* Задания для выполнения
• a. Определите, согласуется ли с отрывком о кампании 1788 года каждое из утверждений: (i) морское сражение у острова Готланда произошло 6 июля; (ii) после сражения шведская эскадра осталась на месте боя; (iii) шведские корабли вышли в открытое море уже через месяц после сражения. На каждое ответьте «да» или «нет» и приведите решающие слова отрывка в точной цитате.
• b. Допишите продолжение отрывка о кампании 1788 года, начиная сразу после его последнего предложения.

[Фрагмент страницы]

Кампания 1788 года ознаменовалась единственным более или менее важным событием: морским сражением двух флотов у острова Готланда, состоявшимся 6 июля. Сражение закончилось вничью: русские пленили адмиральский корабль шведов, а шведы завладели такого же типа русским кораблем. Обе стороны считали себя победителями, и по этому случаю в столицах отслужили благодарственные молебны. Впрочем, у императрицы было больше оснований отмечать победу, во-первых, потому что в составе экипажа корабля «Принц Густав» находился оказавшийся в плену вице-адмирал; во-вторых, эскадра шведов оставила место сражения и под покровом ночи укрылась в Свеаборге. Шведские корабли свыше трех месяцев не выходили в открытое море, капитально ремонтируя поврежденные суда.

[/Фрагмент страницы]
[Сохранённые данные]

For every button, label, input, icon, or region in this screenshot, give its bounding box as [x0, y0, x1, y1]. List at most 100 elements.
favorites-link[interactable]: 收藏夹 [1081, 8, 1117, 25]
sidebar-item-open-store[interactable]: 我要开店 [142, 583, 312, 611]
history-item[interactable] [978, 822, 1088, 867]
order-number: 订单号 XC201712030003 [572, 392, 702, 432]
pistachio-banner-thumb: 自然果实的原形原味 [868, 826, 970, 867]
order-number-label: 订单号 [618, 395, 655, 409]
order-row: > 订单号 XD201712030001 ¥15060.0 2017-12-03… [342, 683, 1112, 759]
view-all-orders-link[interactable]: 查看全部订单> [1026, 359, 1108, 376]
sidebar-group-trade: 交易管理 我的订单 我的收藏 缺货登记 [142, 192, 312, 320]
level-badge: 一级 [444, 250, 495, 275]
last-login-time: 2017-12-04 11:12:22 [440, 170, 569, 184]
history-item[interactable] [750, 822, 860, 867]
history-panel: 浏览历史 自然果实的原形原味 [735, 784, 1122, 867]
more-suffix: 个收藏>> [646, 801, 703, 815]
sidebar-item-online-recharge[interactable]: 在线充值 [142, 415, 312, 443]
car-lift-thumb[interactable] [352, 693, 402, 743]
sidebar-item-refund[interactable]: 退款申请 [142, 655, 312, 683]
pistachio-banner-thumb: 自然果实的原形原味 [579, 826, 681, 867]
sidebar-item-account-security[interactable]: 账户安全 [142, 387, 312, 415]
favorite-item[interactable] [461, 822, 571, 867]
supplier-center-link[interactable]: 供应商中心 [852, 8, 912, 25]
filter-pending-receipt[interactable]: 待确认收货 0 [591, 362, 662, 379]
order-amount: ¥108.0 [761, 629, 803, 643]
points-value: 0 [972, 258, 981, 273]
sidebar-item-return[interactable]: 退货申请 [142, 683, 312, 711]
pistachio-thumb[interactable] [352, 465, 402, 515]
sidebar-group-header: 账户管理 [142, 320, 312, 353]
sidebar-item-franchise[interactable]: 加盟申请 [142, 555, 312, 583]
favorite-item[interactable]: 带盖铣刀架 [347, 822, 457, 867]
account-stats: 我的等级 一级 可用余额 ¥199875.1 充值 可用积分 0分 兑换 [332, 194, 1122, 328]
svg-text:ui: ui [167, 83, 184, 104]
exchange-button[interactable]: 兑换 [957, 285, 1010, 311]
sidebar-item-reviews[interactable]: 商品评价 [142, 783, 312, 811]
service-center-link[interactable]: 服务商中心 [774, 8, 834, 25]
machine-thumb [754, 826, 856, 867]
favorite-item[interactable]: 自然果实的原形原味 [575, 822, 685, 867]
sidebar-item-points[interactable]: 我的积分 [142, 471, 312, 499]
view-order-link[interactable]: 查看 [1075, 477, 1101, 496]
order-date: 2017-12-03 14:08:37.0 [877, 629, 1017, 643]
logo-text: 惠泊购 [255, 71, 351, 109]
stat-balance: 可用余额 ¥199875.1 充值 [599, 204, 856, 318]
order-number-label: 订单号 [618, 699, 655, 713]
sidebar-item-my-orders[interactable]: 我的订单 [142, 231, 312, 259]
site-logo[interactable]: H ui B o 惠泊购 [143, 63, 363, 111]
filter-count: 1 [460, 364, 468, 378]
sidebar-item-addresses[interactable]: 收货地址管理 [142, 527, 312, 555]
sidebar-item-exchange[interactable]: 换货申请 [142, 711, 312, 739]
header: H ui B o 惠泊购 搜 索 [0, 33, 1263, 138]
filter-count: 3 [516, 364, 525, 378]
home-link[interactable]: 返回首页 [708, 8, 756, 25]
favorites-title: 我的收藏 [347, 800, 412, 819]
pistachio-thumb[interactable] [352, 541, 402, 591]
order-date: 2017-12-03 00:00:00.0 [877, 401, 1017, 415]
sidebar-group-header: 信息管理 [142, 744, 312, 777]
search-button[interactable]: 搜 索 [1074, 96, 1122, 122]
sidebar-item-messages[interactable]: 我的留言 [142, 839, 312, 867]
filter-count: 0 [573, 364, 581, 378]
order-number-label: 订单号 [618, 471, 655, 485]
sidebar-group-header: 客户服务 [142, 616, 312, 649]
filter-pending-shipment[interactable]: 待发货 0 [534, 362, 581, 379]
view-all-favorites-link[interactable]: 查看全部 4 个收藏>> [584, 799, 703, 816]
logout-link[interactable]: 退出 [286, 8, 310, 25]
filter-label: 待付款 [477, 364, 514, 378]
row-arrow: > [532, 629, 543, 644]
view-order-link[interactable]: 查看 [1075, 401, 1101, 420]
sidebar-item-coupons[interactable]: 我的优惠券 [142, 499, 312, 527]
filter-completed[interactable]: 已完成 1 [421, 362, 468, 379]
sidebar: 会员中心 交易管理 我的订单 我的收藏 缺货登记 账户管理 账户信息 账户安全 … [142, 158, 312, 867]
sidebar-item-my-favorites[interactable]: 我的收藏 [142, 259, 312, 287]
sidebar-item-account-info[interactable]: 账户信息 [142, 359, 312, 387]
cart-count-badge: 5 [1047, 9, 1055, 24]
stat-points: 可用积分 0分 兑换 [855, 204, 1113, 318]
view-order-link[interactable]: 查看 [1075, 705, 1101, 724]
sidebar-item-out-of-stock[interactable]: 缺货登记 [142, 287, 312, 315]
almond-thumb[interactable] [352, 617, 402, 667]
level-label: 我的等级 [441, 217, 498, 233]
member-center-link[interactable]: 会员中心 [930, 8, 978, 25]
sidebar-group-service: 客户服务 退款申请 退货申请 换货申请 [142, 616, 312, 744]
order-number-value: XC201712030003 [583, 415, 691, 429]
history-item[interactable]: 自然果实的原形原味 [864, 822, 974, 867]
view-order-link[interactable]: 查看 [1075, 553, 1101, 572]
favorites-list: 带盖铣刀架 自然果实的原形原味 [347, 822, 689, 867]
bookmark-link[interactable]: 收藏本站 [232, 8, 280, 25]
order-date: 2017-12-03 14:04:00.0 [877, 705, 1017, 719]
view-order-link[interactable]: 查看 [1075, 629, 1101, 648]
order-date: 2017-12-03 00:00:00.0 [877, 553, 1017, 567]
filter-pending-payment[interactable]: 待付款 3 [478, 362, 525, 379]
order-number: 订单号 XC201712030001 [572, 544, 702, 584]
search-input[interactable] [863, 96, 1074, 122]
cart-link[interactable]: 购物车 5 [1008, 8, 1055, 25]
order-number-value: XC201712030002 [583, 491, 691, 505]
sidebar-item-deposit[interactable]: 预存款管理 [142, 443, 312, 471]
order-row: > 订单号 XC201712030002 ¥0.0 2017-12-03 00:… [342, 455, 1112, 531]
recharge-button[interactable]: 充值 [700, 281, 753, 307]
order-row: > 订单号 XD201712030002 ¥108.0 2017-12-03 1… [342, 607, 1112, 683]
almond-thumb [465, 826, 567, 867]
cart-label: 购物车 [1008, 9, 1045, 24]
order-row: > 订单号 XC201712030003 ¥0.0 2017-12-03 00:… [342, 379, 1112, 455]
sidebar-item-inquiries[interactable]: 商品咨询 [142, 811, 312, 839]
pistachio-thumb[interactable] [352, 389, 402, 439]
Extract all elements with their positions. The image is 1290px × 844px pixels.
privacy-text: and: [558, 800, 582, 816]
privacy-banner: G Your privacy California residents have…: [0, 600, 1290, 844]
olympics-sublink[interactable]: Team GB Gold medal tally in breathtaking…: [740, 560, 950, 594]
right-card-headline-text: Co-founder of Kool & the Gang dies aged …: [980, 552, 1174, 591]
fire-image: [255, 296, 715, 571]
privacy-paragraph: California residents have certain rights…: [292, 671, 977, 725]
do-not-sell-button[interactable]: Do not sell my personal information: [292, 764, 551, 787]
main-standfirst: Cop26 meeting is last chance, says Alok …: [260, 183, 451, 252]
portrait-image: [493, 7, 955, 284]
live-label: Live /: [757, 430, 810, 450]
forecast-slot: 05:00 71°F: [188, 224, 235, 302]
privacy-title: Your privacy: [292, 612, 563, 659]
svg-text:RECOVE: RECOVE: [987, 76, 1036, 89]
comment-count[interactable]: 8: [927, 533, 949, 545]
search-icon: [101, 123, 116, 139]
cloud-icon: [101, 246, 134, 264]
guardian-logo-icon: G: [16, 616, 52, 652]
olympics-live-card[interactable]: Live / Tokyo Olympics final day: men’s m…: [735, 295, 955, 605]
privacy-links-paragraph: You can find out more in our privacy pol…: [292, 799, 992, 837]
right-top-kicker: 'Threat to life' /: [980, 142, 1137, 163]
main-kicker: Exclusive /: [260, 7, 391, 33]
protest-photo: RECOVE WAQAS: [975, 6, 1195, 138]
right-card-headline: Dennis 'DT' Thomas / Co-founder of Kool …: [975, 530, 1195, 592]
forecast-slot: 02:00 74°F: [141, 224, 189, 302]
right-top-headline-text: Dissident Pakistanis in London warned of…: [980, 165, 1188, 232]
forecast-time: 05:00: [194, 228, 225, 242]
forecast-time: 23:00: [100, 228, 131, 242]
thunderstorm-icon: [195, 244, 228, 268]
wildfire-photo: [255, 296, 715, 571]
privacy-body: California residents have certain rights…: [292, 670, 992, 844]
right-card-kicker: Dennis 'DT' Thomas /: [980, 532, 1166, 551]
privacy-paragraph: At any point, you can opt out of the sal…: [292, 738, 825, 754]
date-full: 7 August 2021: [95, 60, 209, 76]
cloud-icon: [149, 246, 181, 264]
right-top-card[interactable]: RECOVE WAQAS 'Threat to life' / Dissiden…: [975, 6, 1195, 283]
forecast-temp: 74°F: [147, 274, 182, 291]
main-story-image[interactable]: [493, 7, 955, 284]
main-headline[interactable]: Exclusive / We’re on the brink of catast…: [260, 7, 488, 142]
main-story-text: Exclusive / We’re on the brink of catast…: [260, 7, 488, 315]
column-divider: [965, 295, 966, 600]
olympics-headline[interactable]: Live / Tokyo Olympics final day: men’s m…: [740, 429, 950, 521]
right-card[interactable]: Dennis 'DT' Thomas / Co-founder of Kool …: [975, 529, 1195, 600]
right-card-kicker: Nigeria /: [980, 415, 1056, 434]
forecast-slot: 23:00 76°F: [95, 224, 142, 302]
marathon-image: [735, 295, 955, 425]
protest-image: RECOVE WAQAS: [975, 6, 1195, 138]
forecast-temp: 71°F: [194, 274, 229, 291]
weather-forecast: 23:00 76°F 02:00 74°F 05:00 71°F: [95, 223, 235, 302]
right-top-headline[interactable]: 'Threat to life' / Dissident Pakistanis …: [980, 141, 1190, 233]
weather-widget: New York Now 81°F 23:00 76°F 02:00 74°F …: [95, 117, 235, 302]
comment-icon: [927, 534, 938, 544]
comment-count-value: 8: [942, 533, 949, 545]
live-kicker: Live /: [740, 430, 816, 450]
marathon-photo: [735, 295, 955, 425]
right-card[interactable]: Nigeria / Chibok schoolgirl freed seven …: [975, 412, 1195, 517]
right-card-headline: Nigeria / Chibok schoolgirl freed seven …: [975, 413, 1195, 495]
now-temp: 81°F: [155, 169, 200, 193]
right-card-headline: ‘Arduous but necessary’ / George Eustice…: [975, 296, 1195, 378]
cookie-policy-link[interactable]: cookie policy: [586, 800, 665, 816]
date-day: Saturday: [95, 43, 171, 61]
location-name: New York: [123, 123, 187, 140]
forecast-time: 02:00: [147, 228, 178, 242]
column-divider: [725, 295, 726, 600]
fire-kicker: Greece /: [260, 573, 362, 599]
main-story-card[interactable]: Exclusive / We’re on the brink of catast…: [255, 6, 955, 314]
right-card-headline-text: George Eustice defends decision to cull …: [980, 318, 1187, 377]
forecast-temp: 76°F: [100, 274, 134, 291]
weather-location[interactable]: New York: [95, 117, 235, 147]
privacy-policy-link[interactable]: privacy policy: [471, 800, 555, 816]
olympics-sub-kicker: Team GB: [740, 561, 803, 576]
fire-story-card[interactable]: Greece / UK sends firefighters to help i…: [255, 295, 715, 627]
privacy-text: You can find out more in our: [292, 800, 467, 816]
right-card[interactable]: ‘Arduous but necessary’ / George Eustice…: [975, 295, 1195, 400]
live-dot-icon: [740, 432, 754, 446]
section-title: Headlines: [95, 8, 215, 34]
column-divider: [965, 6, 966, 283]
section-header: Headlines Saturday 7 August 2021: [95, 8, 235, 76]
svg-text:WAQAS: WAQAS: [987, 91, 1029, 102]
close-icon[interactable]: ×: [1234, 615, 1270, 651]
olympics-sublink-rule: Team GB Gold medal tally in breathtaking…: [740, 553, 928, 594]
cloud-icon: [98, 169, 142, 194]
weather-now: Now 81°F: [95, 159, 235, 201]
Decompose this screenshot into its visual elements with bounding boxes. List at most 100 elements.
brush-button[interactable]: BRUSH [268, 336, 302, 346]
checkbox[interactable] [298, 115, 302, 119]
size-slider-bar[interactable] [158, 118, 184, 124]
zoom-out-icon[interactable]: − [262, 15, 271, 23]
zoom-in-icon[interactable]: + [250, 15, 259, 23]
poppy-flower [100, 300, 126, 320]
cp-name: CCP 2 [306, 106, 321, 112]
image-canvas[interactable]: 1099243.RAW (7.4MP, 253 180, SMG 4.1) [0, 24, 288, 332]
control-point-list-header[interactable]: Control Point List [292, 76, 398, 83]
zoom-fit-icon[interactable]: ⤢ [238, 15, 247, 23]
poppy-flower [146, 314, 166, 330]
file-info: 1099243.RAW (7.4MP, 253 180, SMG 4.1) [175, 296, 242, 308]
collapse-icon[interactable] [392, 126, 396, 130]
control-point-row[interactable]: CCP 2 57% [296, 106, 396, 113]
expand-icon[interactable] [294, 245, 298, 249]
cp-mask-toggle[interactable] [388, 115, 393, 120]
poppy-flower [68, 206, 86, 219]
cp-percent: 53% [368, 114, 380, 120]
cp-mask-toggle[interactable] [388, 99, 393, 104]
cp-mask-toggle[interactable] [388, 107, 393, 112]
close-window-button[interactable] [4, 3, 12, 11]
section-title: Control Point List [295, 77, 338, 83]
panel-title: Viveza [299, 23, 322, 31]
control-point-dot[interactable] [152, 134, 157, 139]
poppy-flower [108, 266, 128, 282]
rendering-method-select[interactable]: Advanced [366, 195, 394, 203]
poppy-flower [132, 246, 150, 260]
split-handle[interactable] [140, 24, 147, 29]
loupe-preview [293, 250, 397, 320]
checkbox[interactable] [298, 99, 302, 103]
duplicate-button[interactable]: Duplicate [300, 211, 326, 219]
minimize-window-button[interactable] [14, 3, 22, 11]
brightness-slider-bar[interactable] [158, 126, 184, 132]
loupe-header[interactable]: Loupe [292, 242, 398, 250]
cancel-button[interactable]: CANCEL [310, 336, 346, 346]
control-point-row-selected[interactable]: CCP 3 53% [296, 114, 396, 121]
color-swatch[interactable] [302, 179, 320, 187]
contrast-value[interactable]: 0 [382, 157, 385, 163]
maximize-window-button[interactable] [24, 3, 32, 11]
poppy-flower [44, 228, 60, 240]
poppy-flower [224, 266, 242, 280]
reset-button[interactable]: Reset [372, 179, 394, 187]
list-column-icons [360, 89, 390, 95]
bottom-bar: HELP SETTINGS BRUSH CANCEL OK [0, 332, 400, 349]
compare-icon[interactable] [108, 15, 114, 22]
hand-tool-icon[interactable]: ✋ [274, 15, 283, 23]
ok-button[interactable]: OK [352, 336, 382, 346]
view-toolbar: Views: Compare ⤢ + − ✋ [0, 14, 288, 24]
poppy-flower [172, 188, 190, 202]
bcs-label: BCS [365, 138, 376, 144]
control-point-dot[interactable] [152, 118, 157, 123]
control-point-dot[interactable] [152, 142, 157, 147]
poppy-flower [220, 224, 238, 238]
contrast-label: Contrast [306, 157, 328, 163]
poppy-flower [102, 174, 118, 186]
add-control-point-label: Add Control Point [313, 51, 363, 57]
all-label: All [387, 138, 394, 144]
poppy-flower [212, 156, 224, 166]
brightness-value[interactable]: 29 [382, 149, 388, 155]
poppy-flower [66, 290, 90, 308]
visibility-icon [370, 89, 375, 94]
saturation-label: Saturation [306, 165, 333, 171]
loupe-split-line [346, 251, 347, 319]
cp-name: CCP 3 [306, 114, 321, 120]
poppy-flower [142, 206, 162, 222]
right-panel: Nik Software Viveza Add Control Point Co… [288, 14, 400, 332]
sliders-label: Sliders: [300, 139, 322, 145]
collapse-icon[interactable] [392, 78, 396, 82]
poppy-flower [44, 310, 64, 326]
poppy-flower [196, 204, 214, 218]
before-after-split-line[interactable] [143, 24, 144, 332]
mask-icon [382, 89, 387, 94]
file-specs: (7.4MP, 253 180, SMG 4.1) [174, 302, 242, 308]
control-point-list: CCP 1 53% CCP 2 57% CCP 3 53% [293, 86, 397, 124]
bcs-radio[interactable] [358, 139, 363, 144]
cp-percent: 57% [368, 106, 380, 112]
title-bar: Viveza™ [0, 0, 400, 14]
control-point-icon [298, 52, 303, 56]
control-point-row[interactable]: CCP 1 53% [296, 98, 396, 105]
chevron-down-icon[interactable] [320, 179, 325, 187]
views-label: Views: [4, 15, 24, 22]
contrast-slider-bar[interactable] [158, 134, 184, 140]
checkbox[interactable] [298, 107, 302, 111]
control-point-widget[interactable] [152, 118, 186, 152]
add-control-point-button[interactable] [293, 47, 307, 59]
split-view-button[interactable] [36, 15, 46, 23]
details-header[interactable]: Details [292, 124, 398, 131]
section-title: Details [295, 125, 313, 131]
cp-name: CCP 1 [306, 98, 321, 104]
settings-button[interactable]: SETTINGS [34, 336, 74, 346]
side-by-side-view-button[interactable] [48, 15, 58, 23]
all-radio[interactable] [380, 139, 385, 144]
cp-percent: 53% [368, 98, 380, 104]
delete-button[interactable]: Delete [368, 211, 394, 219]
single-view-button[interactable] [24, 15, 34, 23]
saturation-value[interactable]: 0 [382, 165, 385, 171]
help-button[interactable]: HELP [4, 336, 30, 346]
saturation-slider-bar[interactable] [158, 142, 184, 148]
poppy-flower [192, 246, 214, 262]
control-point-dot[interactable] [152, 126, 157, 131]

[/Сохранённые данные]

* Ваши ответы
• a.
(i) Да: «состоявшимся 6 июля».
(ii) Нет: «эскадра шведов оставила место сражения и под покровом ночи укрылась в Свеаборге».
(iii) Нет: «Шведские корабли свыше трех месяцев не выходили в открытое море».

• b.
Кампания 1789 года, как, впрочем, и следующего, не отличалась интенсивными боевыми действиями. Главные события по-прежнему развертывались на море, где в июле 1789 года русская эскадра под командованием адмирала Чичагова нанесла поражение шведскому флоту, а в августе принц Нассау, командовавший русскими гребными судами, разгромил часть шведского гребного флота. Однако обе победы не оказали решающего влияния на ход войны.
Морские сражения, на которые уповала Швеция, не принесли им желаемого успеха и в 1790 году. В мае Балтийский флот Швеции, имея тройное превосходство в численности кораблей, напал на эскадру Чичагова, стоявшую в Ревеле. Накануне сражения Чичагов заявил: «Не проглотят они нас». Действительно, сражение закончилось не в пользу шведов — потеряв несколько кораблей, они ушли в море.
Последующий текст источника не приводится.